* **The exercise**
The entries are to be returned exactly, with images left out.

* **Material supplied**

■ ■ ■

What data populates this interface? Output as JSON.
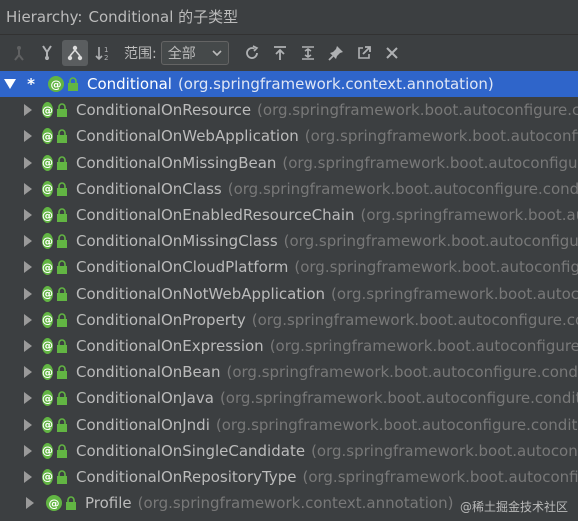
{
  "header": {
    "prefix": "Hierarchy:",
    "title": "Conditional 的子类型"
  },
  "toolbar": {
    "scope_label": "范围:",
    "scope_value": "全部"
  },
  "tree": {
    "root": {
      "marker": "*",
      "name": "Conditional",
      "package": "(org.springframework.context.annotation)"
    },
    "children": [
      {
        "name": "ConditionalOnResource",
        "package": "(org.springframework.boot.autoconfigure.condition)"
      },
      {
        "name": "ConditionalOnWebApplication",
        "package": "(org.springframework.boot.autoconfigure.condition)"
      },
      {
        "name": "ConditionalOnMissingBean",
        "package": "(org.springframework.boot.autoconfigure.condition)"
      },
      {
        "name": "ConditionalOnClass",
        "package": "(org.springframework.boot.autoconfigure.condition)"
      },
      {
        "name": "ConditionalOnEnabledResourceChain",
        "package": "(org.springframework.boot.autoconfigure.web)"
      },
      {
        "name": "ConditionalOnMissingClass",
        "package": "(org.springframework.boot.autoconfigure.condition)"
      },
      {
        "name": "ConditionalOnCloudPlatform",
        "package": "(org.springframework.boot.autoconfigure.condition)"
      },
      {
        "name": "ConditionalOnNotWebApplication",
        "package": "(org.springframework.boot.autoconfigure.condition)"
      },
      {
        "name": "ConditionalOnProperty",
        "package": "(org.springframework.boot.autoconfigure.condition)"
      },
      {
        "name": "ConditionalOnExpression",
        "package": "(org.springframework.boot.autoconfigure.condition)"
      },
      {
        "name": "ConditionalOnBean",
        "package": "(org.springframework.boot.autoconfigure.condition)"
      },
      {
        "name": "ConditionalOnJava",
        "package": "(org.springframework.boot.autoconfigure.condition)"
      },
      {
        "name": "ConditionalOnJndi",
        "package": "(org.springframework.boot.autoconfigure.condition)"
      },
      {
        "name": "ConditionalOnSingleCandidate",
        "package": "(org.springframework.boot.autoconfigure.condition)"
      },
      {
        "name": "ConditionalOnRepositoryType",
        "package": "(org.springframework.boot.autoconfigure.data)"
      },
      {
        "name": "Profile",
        "package": "(org.springframework.context.annotation)"
      }
    ]
  },
  "watermark": "@稀土掘金技术社区",
  "colors": {
    "background": "#3c3f41",
    "selection": "#2f65ca",
    "annotation_icon": "#62b543",
    "lock_icon": "#62b543"
  },
  "icons": [
    "subtypes-icon",
    "supertypes-icon",
    "hierarchy-icon",
    "sort-alpha-icon",
    "refresh-icon",
    "export-icon",
    "expand-all-icon",
    "pin-icon",
    "open-in-new-icon",
    "close-icon"
  ]
}
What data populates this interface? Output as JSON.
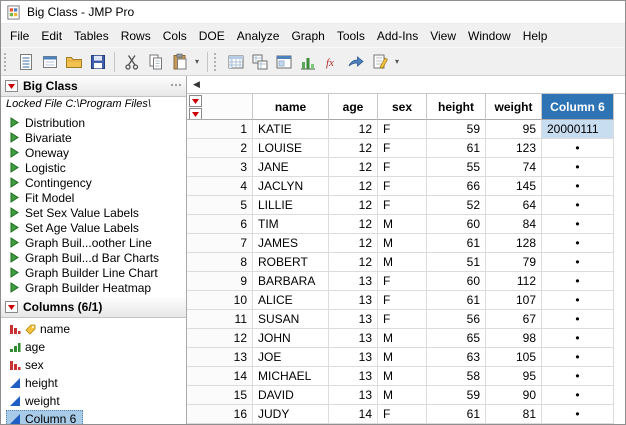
{
  "window": {
    "title": "Big Class - JMP Pro"
  },
  "glyphs": {
    "collapse": "◀",
    "overflow": "▾"
  },
  "colors": {
    "selected_header_bg": "#2e74b5",
    "selected_cell_bg": "#c9ddf1",
    "selected_item_bg": "#a8cbe8",
    "red_triangle": "#cc0000",
    "script_green": "#3f9e3f",
    "continuous_blue": "#1f5fc4",
    "nominal_red": "#c83232",
    "ordinal_green": "#2e8b2e"
  },
  "menubar": {
    "items": [
      "File",
      "Edit",
      "Tables",
      "Rows",
      "Cols",
      "DOE",
      "Analyze",
      "Graph",
      "Tools",
      "Add-Ins",
      "View",
      "Window",
      "Help"
    ]
  },
  "toolbar": {
    "groups": [
      {
        "name": "file",
        "icons": [
          "new-data-table-icon",
          "new-journal-icon",
          "open-icon",
          "save-icon"
        ]
      },
      {
        "name": "edit",
        "icons": [
          "cut-icon",
          "copy-icon",
          "paste-icon"
        ]
      },
      {
        "name": "jmp",
        "icons": [
          "data-table-icon",
          "join-tables-icon",
          "window-icon",
          "graph-builder-icon",
          "formula-icon",
          "share-icon",
          "script-icon"
        ]
      }
    ]
  },
  "sidebar": {
    "table_panel": {
      "title": "Big Class",
      "locked_label": "Locked File",
      "locked_path": "C:\\Program Files\\",
      "scripts": [
        "Distribution",
        "Bivariate",
        "Oneway",
        "Logistic",
        "Contingency",
        "Fit Model",
        "Set Sex Value Labels",
        "Set Age Value Labels",
        "Graph Buil...oother Line",
        "Graph Buil...d Bar Charts",
        "Graph Builder Line Chart",
        "Graph Builder Heatmap"
      ]
    },
    "columns_panel": {
      "title": "Columns (6/1)",
      "items": [
        {
          "label": "name",
          "type": "nominal",
          "labeled": true
        },
        {
          "label": "age",
          "type": "ordinal"
        },
        {
          "label": "sex",
          "type": "nominal"
        },
        {
          "label": "height",
          "type": "continuous"
        },
        {
          "label": "weight",
          "type": "continuous"
        },
        {
          "label": "Column 6",
          "type": "continuous",
          "selected": true
        }
      ]
    }
  },
  "table": {
    "columns": [
      {
        "key": "name",
        "label": "name"
      },
      {
        "key": "age",
        "label": "age"
      },
      {
        "key": "sex",
        "label": "sex"
      },
      {
        "key": "height",
        "label": "height"
      },
      {
        "key": "weight",
        "label": "weight"
      },
      {
        "key": "col6",
        "label": "Column 6",
        "selected": true
      }
    ],
    "missing_marker": "•",
    "rows": [
      {
        "n": "1",
        "name": "KATIE",
        "age": "12",
        "sex": "F",
        "height": "59",
        "weight": "95",
        "col6": "20000111",
        "col6_selected": true
      },
      {
        "n": "2",
        "name": "LOUISE",
        "age": "12",
        "sex": "F",
        "height": "61",
        "weight": "123",
        "col6": "•"
      },
      {
        "n": "3",
        "name": "JANE",
        "age": "12",
        "sex": "F",
        "height": "55",
        "weight": "74",
        "col6": "•"
      },
      {
        "n": "4",
        "name": "JACLYN",
        "age": "12",
        "sex": "F",
        "height": "66",
        "weight": "145",
        "col6": "•"
      },
      {
        "n": "5",
        "name": "LILLIE",
        "age": "12",
        "sex": "F",
        "height": "52",
        "weight": "64",
        "col6": "•"
      },
      {
        "n": "6",
        "name": "TIM",
        "age": "12",
        "sex": "M",
        "height": "60",
        "weight": "84",
        "col6": "•"
      },
      {
        "n": "7",
        "name": "JAMES",
        "age": "12",
        "sex": "M",
        "height": "61",
        "weight": "128",
        "col6": "•"
      },
      {
        "n": "8",
        "name": "ROBERT",
        "age": "12",
        "sex": "M",
        "height": "51",
        "weight": "79",
        "col6": "•"
      },
      {
        "n": "9",
        "name": "BARBARA",
        "age": "13",
        "sex": "F",
        "height": "60",
        "weight": "112",
        "col6": "•"
      },
      {
        "n": "10",
        "name": "ALICE",
        "age": "13",
        "sex": "F",
        "height": "61",
        "weight": "107",
        "col6": "•"
      },
      {
        "n": "11",
        "name": "SUSAN",
        "age": "13",
        "sex": "F",
        "height": "56",
        "weight": "67",
        "col6": "•"
      },
      {
        "n": "12",
        "name": "JOHN",
        "age": "13",
        "sex": "M",
        "height": "65",
        "weight": "98",
        "col6": "•"
      },
      {
        "n": "13",
        "name": "JOE",
        "age": "13",
        "sex": "M",
        "height": "63",
        "weight": "105",
        "col6": "•"
      },
      {
        "n": "14",
        "name": "MICHAEL",
        "age": "13",
        "sex": "M",
        "height": "58",
        "weight": "95",
        "col6": "•"
      },
      {
        "n": "15",
        "name": "DAVID",
        "age": "13",
        "sex": "M",
        "height": "59",
        "weight": "90",
        "col6": "•"
      },
      {
        "n": "16",
        "name": "JUDY",
        "age": "14",
        "sex": "F",
        "height": "61",
        "weight": "81",
        "col6": "•"
      }
    ]
  }
}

■ ■ ■

* **Written response**
What data populates this interface? Output as JSON.
{
  "header": {
    "prefix": "Hierarchy:",
    "title": "Conditional 的子类型"
  },
  "toolbar": {
    "scope_label": "范围:",
    "scope_value": "全部"
  },
  "tree": {
    "root": {
      "marker": "*",
      "name": "Conditional",
      "package": "(org.springframework.context.annotation)"
    },
    "children": [
      {
        "name": "ConditionalOnResource",
        "package": "(org.springframework.boot.autoconfigure.condition)"
      },
      {
        "name": "ConditionalOnWebApplication",
        "package": "(org.springframework.boot.autoconfigure.condition)"
      },
      {
        "name": "ConditionalOnMissingBean",
        "package": "(org.springframework.boot.autoconfigure.condition)"
      },
      {
        "name": "ConditionalOnClass",
        "package": "(org.springframework.boot.autoconfigure.condition)"
      },
      {
        "name": "ConditionalOnEnabledResourceChain",
        "package": "(org.springframework.boot.autoconfigure.web)"
      },
      {
        "name": "ConditionalOnMissingClass",
        "package": "(org.springframework.boot.autoconfigure.condition)"
      },
      {
        "name": "ConditionalOnCloudPlatform",
        "package": "(org.springframework.boot.autoconfigure.condition)"
      },
      {
        "name": "ConditionalOnNotWebApplication",
        "package": "(org.springframework.boot.autoconfigure.condition)"
      },
      {
        "name": "ConditionalOnProperty",
        "package": "(org.springframework.boot.autoconfigure.condition)"
      },
      {
        "name": "ConditionalOnExpression",
        "package": "(org.springframework.boot.autoconfigure.condition)"
      },
      {
        "name": "ConditionalOnBean",
        "package": "(org.springframework.boot.autoconfigure.condition)"
      },
      {
        "name": "ConditionalOnJava",
        "package": "(org.springframework.boot.autoconfigure.condition)"
      },
      {
        "name": "ConditionalOnJndi",
        "package": "(org.springframework.boot.autoconfigure.condition)"
      },
      {
        "name": "ConditionalOnSingleCandidate",
        "package": "(org.springframework.boot.autoconfigure.condition)"
      },
      {
        "name": "ConditionalOnRepositoryType",
        "package": "(org.springframework.boot.autoconfigure.data)"
      },
      {
        "name": "Profile",
        "package": "(org.springframework.context.annotation)"
      }
    ]
  },
  "watermark": "@稀土掘金技术社区",
  "colors": {
    "background": "#3c3f41",
    "selection": "#2f65ca",
    "annotation_icon": "#62b543",
    "lock_icon": "#62b543"
  },
  "icons": [
    "subtypes-icon",
    "supertypes-icon",
    "hierarchy-icon",
    "sort-alpha-icon",
    "refresh-icon",
    "export-icon",
    "expand-all-icon",
    "pin-icon",
    "open-in-new-icon",
    "close-icon"
  ]
}
What data populates this interface? Output as JSON.
{
  "window": {
    "title": "Big Class - JMP Pro"
  },
  "glyphs": {
    "collapse": "◀",
    "overflow": "▾"
  },
  "colors": {
    "selected_header_bg": "#2e74b5",
    "selected_cell_bg": "#c9ddf1",
    "selected_item_bg": "#a8cbe8",
    "red_triangle": "#cc0000",
    "script_green": "#3f9e3f",
    "continuous_blue": "#1f5fc4",
    "nominal_red": "#c83232",
    "ordinal_green": "#2e8b2e"
  },
  "menubar": {
    "items": [
      "File",
      "Edit",
      "Tables",
      "Rows",
      "Cols",
      "DOE",
      "Analyze",
      "Graph",
      "Tools",
      "Add-Ins",
      "View",
      "Window",
      "Help"
    ]
  },
  "toolbar": {
    "groups": [
      {
        "name": "file",
        "icons": [
          "new-data-table-icon",
          "new-journal-icon",
          "open-icon",
          "save-icon"
        ]
      },
      {
        "name": "edit",
        "icons": [
          "cut-icon",
          "copy-icon",
          "paste-icon"
        ]
      },
      {
        "name": "jmp",
        "icons": [
          "data-table-icon",
          "join-tables-icon",
          "window-icon",
          "graph-builder-icon",
          "formula-icon",
          "share-icon",
          "script-icon"
        ]
      }
    ]
  },
  "sidebar": {
    "table_panel": {
      "title": "Big Class",
      "locked_label": "Locked File",
      "locked_path": "C:\\Program Files\\",
      "scripts": [
        "Distribution",
        "Bivariate",
        "Oneway",
        "Logistic",
        "Contingency",
        "Fit Model",
        "Set Sex Value Labels",
        "Set Age Value Labels",
        "Graph Buil...oother Line",
        "Graph Buil...d Bar Charts",
        "Graph Builder Line Chart",
        "Graph Builder Heatmap"
      ]
    },
    "columns_panel": {
      "title": "Columns (6/1)",
      "items": [
        {
          "label": "name",
          "type": "nominal",
          "labeled": true
        },
        {
          "label": "age",
          "type": "ordinal"
        },
        {
          "label": "sex",
          "type": "nominal"
        },
        {
          "label": "height",
          "type": "continuous"
        },
        {
          "label": "weight",
          "type": "continuous"
        },
        {
          "label": "Column 6",
          "type": "continuous",
          "selected": true
        }
      ]
    }
  },
  "table": {
    "columns": [
      {
        "key": "name",
        "label": "name"
      },
      {
        "key": "age",
        "label": "age"
      },
      {
        "key": "sex",
        "label": "sex"
      },
      {
        "key": "height",
        "label": "height"
      },
      {
        "key": "weight",
        "label": "weight"
      },
      {
        "key": "col6",
        "label": "Column 6",
        "selected": true
      }
    ],
    "missing_marker": "•",
    "rows": [
      {
        "n": "1",
        "name": "KATIE",
        "age": "12",
        "sex": "F",
        "height": "59",
        "weight": "95",
        "col6": "20000111",
        "col6_selected": true
      },
      {
        "n": "2",
        "name": "LOUISE",
        "age": "12",
        "sex": "F",
        "height": "61",
        "weight": "123",
        "col6": "•"
      },
      {
        "n": "3",
        "name": "JANE",
        "age": "12",
        "sex": "F",
        "height": "55",
        "weight": "74",
        "col6": "•"
      },
      {
        "n": "4",
        "name": "JACLYN",
        "age": "12",
        "sex": "F",
        "height": "66",
        "weight": "145",
        "col6": "•"
      },
      {
        "n": "5",
        "name": "LILLIE",
        "age": "12",
        "sex": "F",
        "height": "52",
        "weight": "64",
        "col6": "•"
      },
      {
        "n": "6",
        "name": "TIM",
        "age": "12",
        "sex": "M",
        "height": "60",
        "weight": "84",
        "col6": "•"
      },
      {
        "n": "7",
        "name": "JAMES",
        "age": "12",
        "sex": "M",
        "height": "61",
        "weight": "128",
        "col6": "•"
      },
      {
        "n": "8",
        "name": "ROBERT",
        "age": "12",
        "sex": "M",
        "height": "51",
        "weight": "79",
        "col6": "•"
      },
      {
        "n": "9",
        "name": "BARBARA",
        "age": "13",
        "sex": "F",
        "height": "60",
        "weight": "112",
        "col6": "•"
      },
      {
        "n": "10",
        "name": "ALICE",
        "age": "13",
        "sex": "F",
        "height": "61",
        "weight": "107",
        "col6": "•"
      },
      {
        "n": "11",
        "name": "SUSAN",
        "age": "13",
        "sex": "F",
        "height": "56",
        "weight": "67",
        "col6": "•"
      },
      {
        "n": "12",
        "name": "JOHN",
        "age": "13",
        "sex": "M",
        "height": "65",
        "weight": "98",
        "col6": "•"
      },
      {
        "n": "13",
        "name": "JOE",
        "age": "13",
        "sex": "M",
        "height": "63",
        "weight": "105",
        "col6": "•"
      },
      {
        "n": "14",
        "name": "MICHAEL",
        "age": "13",
        "sex": "M",
        "height": "58",
        "weight": "95",
        "col6": "•"
      },
      {
        "n": "15",
        "name": "DAVID",
        "age": "13",
        "sex": "M",
        "height": "59",
        "weight": "90",
        "col6": "•"
      },
      {
        "n": "16",
        "name": "JUDY",
        "age": "14",
        "sex": "F",
        "height": "61",
        "weight": "81",
        "col6": "•"
      }
    ]
  }
}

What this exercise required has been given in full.